> **WHAT THIS TASK INVOLVES**:
Leave out the pictures and copy every record exactly.

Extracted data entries

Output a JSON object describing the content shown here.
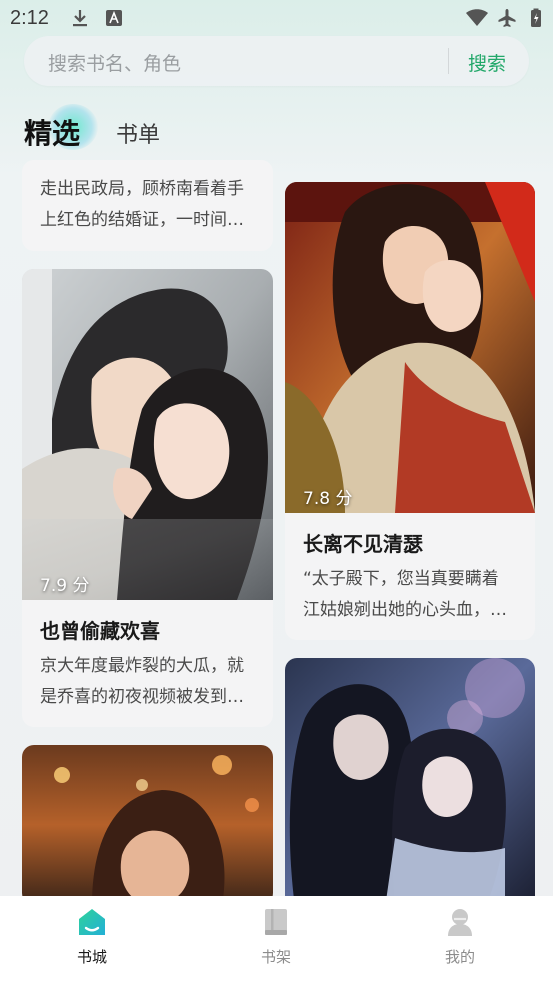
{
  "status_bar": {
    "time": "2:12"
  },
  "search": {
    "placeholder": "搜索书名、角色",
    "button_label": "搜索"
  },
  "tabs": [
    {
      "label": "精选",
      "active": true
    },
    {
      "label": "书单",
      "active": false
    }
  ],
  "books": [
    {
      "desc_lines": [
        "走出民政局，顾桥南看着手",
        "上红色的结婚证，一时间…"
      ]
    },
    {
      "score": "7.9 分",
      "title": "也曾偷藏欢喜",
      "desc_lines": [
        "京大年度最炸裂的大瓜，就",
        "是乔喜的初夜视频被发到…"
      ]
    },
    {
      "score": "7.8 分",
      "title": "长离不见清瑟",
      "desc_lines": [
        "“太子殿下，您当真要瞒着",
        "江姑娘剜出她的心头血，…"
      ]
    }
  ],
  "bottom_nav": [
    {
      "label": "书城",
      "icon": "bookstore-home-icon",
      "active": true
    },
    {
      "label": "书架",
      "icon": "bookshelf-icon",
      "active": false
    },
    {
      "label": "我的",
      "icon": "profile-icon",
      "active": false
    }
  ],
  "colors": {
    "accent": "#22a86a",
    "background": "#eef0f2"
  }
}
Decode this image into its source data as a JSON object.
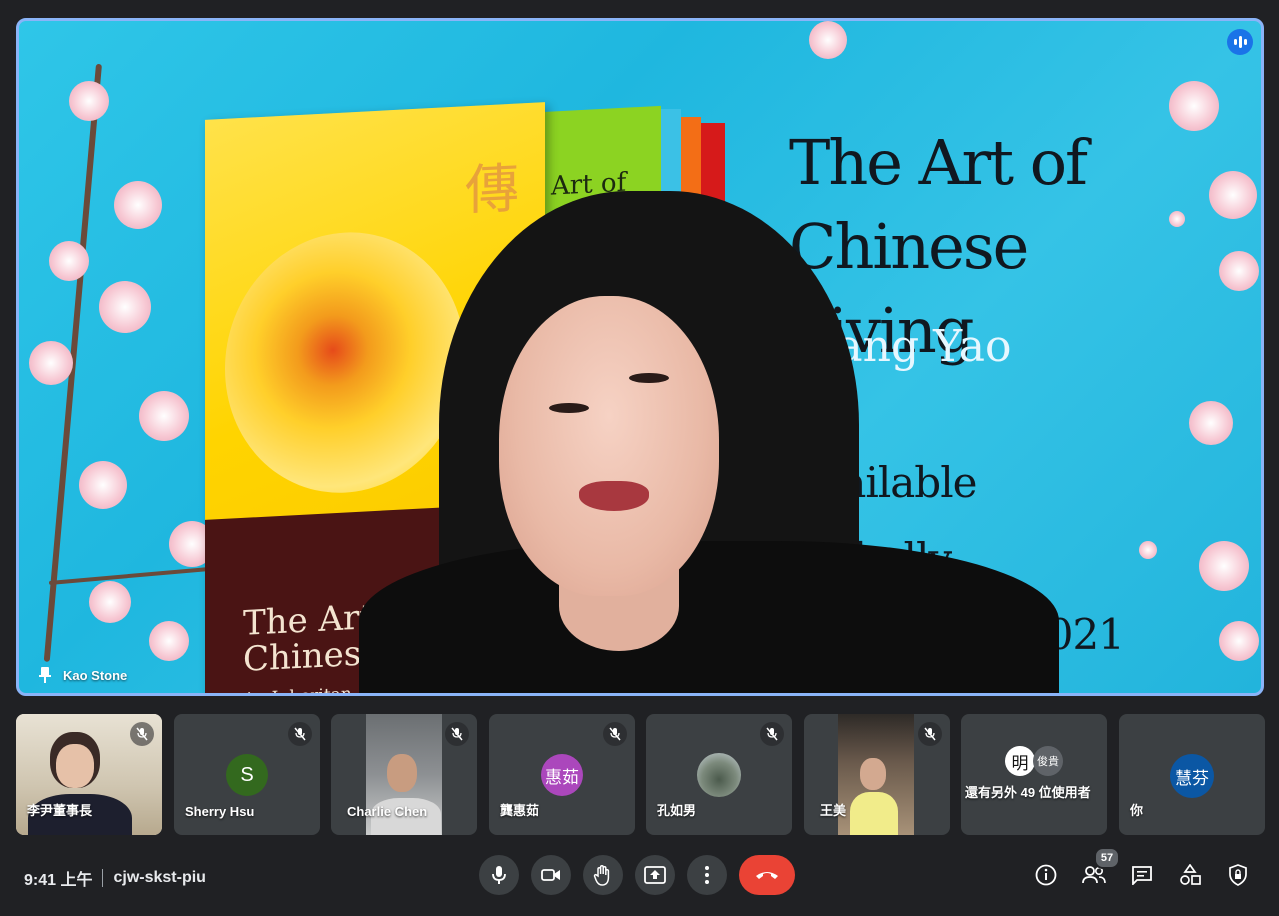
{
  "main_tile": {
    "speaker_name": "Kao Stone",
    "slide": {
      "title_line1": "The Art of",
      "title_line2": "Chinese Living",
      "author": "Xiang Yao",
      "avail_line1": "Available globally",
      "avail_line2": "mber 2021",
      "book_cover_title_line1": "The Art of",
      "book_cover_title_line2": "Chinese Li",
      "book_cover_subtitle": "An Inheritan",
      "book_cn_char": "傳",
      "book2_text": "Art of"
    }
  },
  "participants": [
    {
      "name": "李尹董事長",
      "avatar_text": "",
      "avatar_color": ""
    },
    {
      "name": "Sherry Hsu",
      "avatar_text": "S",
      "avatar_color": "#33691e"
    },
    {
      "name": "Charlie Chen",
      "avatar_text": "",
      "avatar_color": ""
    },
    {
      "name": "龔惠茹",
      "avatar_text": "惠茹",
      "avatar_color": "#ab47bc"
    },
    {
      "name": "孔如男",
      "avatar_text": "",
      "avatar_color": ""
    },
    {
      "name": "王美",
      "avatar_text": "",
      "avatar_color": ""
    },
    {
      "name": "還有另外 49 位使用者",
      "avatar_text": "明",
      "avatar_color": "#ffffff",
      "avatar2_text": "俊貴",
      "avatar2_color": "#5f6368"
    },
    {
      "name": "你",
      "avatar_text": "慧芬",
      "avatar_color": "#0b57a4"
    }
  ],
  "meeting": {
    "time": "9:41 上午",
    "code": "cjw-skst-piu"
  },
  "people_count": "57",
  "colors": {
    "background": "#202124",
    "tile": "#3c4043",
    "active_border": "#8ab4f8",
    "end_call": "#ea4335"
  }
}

> **CORRECT ANSWER**:
Output a JSON object describing the content shown here.
{
  "status_bar": {
    "time": "2:12"
  },
  "search": {
    "placeholder": "搜索书名、角色",
    "button_label": "搜索"
  },
  "tabs": [
    {
      "label": "精选",
      "active": true
    },
    {
      "label": "书单",
      "active": false
    }
  ],
  "books": [
    {
      "desc_lines": [
        "走出民政局，顾桥南看着手",
        "上红色的结婚证，一时间…"
      ]
    },
    {
      "score": "7.9 分",
      "title": "也曾偷藏欢喜",
      "desc_lines": [
        "京大年度最炸裂的大瓜，就",
        "是乔喜的初夜视频被发到…"
      ]
    },
    {
      "score": "7.8 分",
      "title": "长离不见清瑟",
      "desc_lines": [
        "“太子殿下，您当真要瞒着",
        "江姑娘剜出她的心头血，…"
      ]
    }
  ],
  "bottom_nav": [
    {
      "label": "书城",
      "icon": "bookstore-home-icon",
      "active": true
    },
    {
      "label": "书架",
      "icon": "bookshelf-icon",
      "active": false
    },
    {
      "label": "我的",
      "icon": "profile-icon",
      "active": false
    }
  ],
  "colors": {
    "accent": "#22a86a",
    "background": "#eef0f2"
  }
}
Decode this image into its source data as a JSON object.
{
  "main_tile": {
    "speaker_name": "Kao Stone",
    "slide": {
      "title_line1": "The Art of",
      "title_line2": "Chinese Living",
      "author": "Xiang Yao",
      "avail_line1": "Available globally",
      "avail_line2": "mber 2021",
      "book_cover_title_line1": "The Art of",
      "book_cover_title_line2": "Chinese Li",
      "book_cover_subtitle": "An Inheritan",
      "book_cn_char": "傳",
      "book2_text": "Art of"
    }
  },
  "participants": [
    {
      "name": "李尹董事長",
      "avatar_text": "",
      "avatar_color": ""
    },
    {
      "name": "Sherry Hsu",
      "avatar_text": "S",
      "avatar_color": "#33691e"
    },
    {
      "name": "Charlie Chen",
      "avatar_text": "",
      "avatar_color": ""
    },
    {
      "name": "龔惠茹",
      "avatar_text": "惠茹",
      "avatar_color": "#ab47bc"
    },
    {
      "name": "孔如男",
      "avatar_text": "",
      "avatar_color": ""
    },
    {
      "name": "王美",
      "avatar_text": "",
      "avatar_color": ""
    },
    {
      "name": "還有另外 49 位使用者",
      "avatar_text": "明",
      "avatar_color": "#ffffff",
      "avatar2_text": "俊貴",
      "avatar2_color": "#5f6368"
    },
    {
      "name": "你",
      "avatar_text": "慧芬",
      "avatar_color": "#0b57a4"
    }
  ],
  "meeting": {
    "time": "9:41 上午",
    "code": "cjw-skst-piu"
  },
  "people_count": "57",
  "colors": {
    "background": "#202124",
    "tile": "#3c4043",
    "active_border": "#8ab4f8",
    "end_call": "#ea4335"
  }
}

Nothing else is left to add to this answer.